### Input records
┌──

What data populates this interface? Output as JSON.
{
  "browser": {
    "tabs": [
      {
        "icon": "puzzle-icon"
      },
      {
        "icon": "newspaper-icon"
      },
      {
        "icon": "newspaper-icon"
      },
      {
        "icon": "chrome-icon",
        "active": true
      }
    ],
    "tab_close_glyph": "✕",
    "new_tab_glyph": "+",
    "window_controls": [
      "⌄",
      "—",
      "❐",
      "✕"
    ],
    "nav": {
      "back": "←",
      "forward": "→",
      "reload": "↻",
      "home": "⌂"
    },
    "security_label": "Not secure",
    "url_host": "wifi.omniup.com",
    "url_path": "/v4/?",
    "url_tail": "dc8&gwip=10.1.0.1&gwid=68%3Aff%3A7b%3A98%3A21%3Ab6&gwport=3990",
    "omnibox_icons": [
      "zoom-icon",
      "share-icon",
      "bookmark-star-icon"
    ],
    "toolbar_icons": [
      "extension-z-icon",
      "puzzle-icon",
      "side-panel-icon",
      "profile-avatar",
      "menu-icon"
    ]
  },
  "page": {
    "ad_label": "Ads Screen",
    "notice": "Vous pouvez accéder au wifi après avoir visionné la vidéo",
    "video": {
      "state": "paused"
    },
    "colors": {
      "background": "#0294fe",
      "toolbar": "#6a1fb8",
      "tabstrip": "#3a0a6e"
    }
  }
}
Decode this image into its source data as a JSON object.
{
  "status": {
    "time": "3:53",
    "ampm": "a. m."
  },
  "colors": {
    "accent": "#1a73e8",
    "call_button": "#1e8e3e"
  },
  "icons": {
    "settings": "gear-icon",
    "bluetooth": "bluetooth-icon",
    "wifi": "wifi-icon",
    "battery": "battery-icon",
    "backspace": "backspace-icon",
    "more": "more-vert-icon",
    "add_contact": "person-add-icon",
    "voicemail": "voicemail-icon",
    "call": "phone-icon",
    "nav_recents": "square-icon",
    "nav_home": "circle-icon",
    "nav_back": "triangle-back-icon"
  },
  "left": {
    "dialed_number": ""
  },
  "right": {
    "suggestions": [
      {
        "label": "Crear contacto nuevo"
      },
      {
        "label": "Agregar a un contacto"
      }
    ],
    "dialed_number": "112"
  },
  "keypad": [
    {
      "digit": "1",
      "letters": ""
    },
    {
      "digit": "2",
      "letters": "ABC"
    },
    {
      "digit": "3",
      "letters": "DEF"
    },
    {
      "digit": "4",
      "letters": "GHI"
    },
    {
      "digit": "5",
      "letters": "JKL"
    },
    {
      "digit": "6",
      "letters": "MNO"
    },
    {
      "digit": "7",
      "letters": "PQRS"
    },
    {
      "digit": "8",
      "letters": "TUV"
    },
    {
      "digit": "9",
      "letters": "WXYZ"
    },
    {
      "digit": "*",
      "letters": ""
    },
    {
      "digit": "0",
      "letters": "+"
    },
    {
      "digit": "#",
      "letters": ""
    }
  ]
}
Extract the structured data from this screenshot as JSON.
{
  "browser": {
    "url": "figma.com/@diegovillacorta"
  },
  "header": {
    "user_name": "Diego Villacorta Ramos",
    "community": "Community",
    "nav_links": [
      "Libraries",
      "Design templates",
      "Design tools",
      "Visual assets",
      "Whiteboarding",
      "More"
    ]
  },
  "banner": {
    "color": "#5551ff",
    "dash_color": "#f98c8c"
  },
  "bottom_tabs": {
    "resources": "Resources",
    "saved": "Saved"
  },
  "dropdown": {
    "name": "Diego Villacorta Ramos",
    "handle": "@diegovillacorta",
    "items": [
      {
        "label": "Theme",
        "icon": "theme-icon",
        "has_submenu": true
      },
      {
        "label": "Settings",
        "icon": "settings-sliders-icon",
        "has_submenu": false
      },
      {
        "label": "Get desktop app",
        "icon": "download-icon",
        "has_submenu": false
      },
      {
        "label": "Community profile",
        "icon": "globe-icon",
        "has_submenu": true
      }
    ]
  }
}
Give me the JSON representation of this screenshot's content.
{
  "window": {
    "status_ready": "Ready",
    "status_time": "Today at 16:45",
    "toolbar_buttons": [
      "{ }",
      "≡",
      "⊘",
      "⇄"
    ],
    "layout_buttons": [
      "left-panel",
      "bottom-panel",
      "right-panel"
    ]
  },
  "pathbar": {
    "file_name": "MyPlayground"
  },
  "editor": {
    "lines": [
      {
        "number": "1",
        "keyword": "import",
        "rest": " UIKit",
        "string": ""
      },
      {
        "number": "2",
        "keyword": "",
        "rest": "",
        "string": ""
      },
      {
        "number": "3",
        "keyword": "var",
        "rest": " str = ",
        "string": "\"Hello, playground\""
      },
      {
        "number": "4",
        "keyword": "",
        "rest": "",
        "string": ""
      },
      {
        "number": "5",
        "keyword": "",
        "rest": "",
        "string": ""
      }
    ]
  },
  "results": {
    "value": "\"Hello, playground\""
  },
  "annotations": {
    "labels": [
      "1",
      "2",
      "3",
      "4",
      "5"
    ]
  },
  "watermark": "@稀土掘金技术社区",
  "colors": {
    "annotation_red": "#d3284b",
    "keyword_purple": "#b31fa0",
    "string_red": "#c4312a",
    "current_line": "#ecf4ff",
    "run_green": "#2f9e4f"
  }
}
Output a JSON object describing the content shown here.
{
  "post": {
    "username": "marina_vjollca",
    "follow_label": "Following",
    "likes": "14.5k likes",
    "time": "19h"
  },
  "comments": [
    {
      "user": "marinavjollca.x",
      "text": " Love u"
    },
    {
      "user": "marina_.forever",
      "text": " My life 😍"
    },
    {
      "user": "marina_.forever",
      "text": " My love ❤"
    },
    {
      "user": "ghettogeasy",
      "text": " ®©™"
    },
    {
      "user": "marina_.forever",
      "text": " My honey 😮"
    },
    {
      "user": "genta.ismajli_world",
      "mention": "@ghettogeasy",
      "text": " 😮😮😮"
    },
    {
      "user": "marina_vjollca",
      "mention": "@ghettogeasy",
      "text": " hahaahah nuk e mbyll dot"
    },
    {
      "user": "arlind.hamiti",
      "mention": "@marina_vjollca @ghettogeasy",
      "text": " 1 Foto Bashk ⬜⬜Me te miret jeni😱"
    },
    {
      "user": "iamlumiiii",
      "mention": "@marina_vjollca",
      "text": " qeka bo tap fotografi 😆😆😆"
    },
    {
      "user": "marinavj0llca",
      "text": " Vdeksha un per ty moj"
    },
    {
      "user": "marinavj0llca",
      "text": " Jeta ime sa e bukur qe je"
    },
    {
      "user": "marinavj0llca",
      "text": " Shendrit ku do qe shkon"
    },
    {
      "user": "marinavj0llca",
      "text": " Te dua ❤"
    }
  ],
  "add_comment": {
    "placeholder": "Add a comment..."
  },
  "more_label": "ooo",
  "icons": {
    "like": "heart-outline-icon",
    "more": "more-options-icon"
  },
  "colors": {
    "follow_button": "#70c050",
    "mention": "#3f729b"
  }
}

└──

### Directions
Reproduce the material above exactly; please quote every line of it.

### Solution for this task
What data populates this interface? Output as JSON.
{
  "browser": {
    "tabs": [
      {
        "icon": "puzzle-icon"
      },
      {
        "icon": "newspaper-icon"
      },
      {
        "icon": "newspaper-icon"
      },
      {
        "icon": "chrome-icon",
        "active": true
      }
    ],
    "tab_close_glyph": "✕",
    "new_tab_glyph": "+",
    "window_controls": [
      "⌄",
      "—",
      "❐",
      "✕"
    ],
    "nav": {
      "back": "←",
      "forward": "→",
      "reload": "↻",
      "home": "⌂"
    },
    "security_label": "Not secure",
    "url_host": "wifi.omniup.com",
    "url_path": "/v4/?",
    "url_tail": "dc8&gwip=10.1.0.1&gwid=68%3Aff%3A7b%3A98%3A21%3Ab6&gwport=3990",
    "omnibox_icons": [
      "zoom-icon",
      "share-icon",
      "bookmark-star-icon"
    ],
    "toolbar_icons": [
      "extension-z-icon",
      "puzzle-icon",
      "side-panel-icon",
      "profile-avatar",
      "menu-icon"
    ]
  },
  "page": {
    "ad_label": "Ads Screen",
    "notice": "Vous pouvez accéder au wifi après avoir visionné la vidéo",
    "video": {
      "state": "paused"
    },
    "colors": {
      "background": "#0294fe",
      "toolbar": "#6a1fb8",
      "tabstrip": "#3a0a6e"
    }
  }
}
Decode this image into its source data as a JSON object.
{
  "status": {
    "time": "3:53",
    "ampm": "a. m."
  },
  "colors": {
    "accent": "#1a73e8",
    "call_button": "#1e8e3e"
  },
  "icons": {
    "settings": "gear-icon",
    "bluetooth": "bluetooth-icon",
    "wifi": "wifi-icon",
    "battery": "battery-icon",
    "backspace": "backspace-icon",
    "more": "more-vert-icon",
    "add_contact": "person-add-icon",
    "voicemail": "voicemail-icon",
    "call": "phone-icon",
    "nav_recents": "square-icon",
    "nav_home": "circle-icon",
    "nav_back": "triangle-back-icon"
  },
  "left": {
    "dialed_number": ""
  },
  "right": {
    "suggestions": [
      {
        "label": "Crear contacto nuevo"
      },
      {
        "label": "Agregar a un contacto"
      }
    ],
    "dialed_number": "112"
  },
  "keypad": [
    {
      "digit": "1",
      "letters": ""
    },
    {
      "digit": "2",
      "letters": "ABC"
    },
    {
      "digit": "3",
      "letters": "DEF"
    },
    {
      "digit": "4",
      "letters": "GHI"
    },
    {
      "digit": "5",
      "letters": "JKL"
    },
    {
      "digit": "6",
      "letters": "MNO"
    },
    {
      "digit": "7",
      "letters": "PQRS"
    },
    {
      "digit": "8",
      "letters": "TUV"
    },
    {
      "digit": "9",
      "letters": "WXYZ"
    },
    {
      "digit": "*",
      "letters": ""
    },
    {
      "digit": "0",
      "letters": "+"
    },
    {
      "digit": "#",
      "letters": ""
    }
  ]
}
Extract the structured data from this screenshot as JSON.
{
  "browser": {
    "url": "figma.com/@diegovillacorta"
  },
  "header": {
    "user_name": "Diego Villacorta Ramos",
    "community": "Community",
    "nav_links": [
      "Libraries",
      "Design templates",
      "Design tools",
      "Visual assets",
      "Whiteboarding",
      "More"
    ]
  },
  "banner": {
    "color": "#5551ff",
    "dash_color": "#f98c8c"
  },
  "bottom_tabs": {
    "resources": "Resources",
    "saved": "Saved"
  },
  "dropdown": {
    "name": "Diego Villacorta Ramos",
    "handle": "@diegovillacorta",
    "items": [
      {
        "label": "Theme",
        "icon": "theme-icon",
        "has_submenu": true
      },
      {
        "label": "Settings",
        "icon": "settings-sliders-icon",
        "has_submenu": false
      },
      {
        "label": "Get desktop app",
        "icon": "download-icon",
        "has_submenu": false
      },
      {
        "label": "Community profile",
        "icon": "globe-icon",
        "has_submenu": true
      }
    ]
  }
}
Give me the JSON representation of this screenshot's content.
{
  "window": {
    "status_ready": "Ready",
    "status_time": "Today at 16:45",
    "toolbar_buttons": [
      "{ }",
      "≡",
      "⊘",
      "⇄"
    ],
    "layout_buttons": [
      "left-panel",
      "bottom-panel",
      "right-panel"
    ]
  },
  "pathbar": {
    "file_name": "MyPlayground"
  },
  "editor": {
    "lines": [
      {
        "number": "1",
        "keyword": "import",
        "rest": " UIKit",
        "string": ""
      },
      {
        "number": "2",
        "keyword": "",
        "rest": "",
        "string": ""
      },
      {
        "number": "3",
        "keyword": "var",
        "rest": " str = ",
        "string": "\"Hello, playground\""
      },
      {
        "number": "4",
        "keyword": "",
        "rest": "",
        "string": ""
      },
      {
        "number": "5",
        "keyword": "",
        "rest": "",
        "string": ""
      }
    ]
  },
  "results": {
    "value": "\"Hello, playground\""
  },
  "annotations": {
    "labels": [
      "1",
      "2",
      "3",
      "4",
      "5"
    ]
  },
  "watermark": "@稀土掘金技术社区",
  "colors": {
    "annotation_red": "#d3284b",
    "keyword_purple": "#b31fa0",
    "string_red": "#c4312a",
    "current_line": "#ecf4ff",
    "run_green": "#2f9e4f"
  }
}
Output a JSON object describing the content shown here.
{
  "post": {
    "username": "marina_vjollca",
    "follow_label": "Following",
    "likes": "14.5k likes",
    "time": "19h"
  },
  "comments": [
    {
      "user": "marinavjollca.x",
      "text": " Love u"
    },
    {
      "user": "marina_.forever",
      "text": " My life 😍"
    },
    {
      "user": "marina_.forever",
      "text": " My love ❤"
    },
    {
      "user": "ghettogeasy",
      "text": " ®©™"
    },
    {
      "user": "marina_.forever",
      "text": " My honey 😮"
    },
    {
      "user": "genta.ismajli_world",
      "mention": "@ghettogeasy",
      "text": " 😮😮😮"
    },
    {
      "user": "marina_vjollca",
      "mention": "@ghettogeasy",
      "text": " hahaahah nuk e mbyll dot"
    },
    {
      "user": "arlind.hamiti",
      "mention": "@marina_vjollca @ghettogeasy",
      "text": " 1 Foto Bashk ⬜⬜Me te miret jeni😱"
    },
    {
      "user": "iamlumiiii",
      "mention": "@marina_vjollca",
      "text": " qeka bo tap fotografi 😆😆😆"
    },
    {
      "user": "marinavj0llca",
      "text": " Vdeksha un per ty moj"
    },
    {
      "user": "marinavj0llca",
      "text": " Jeta ime sa e bukur qe je"
    },
    {
      "user": "marinavj0llca",
      "text": " Shendrit ku do qe shkon"
    },
    {
      "user": "marinavj0llca",
      "text": " Te dua ❤"
    }
  ],
  "add_comment": {
    "placeholder": "Add a comment..."
  },
  "more_label": "ooo",
  "icons": {
    "like": "heart-outline-icon",
    "more": "more-options-icon"
  },
  "colors": {
    "follow_button": "#70c050",
    "mention": "#3f729b"
  }
}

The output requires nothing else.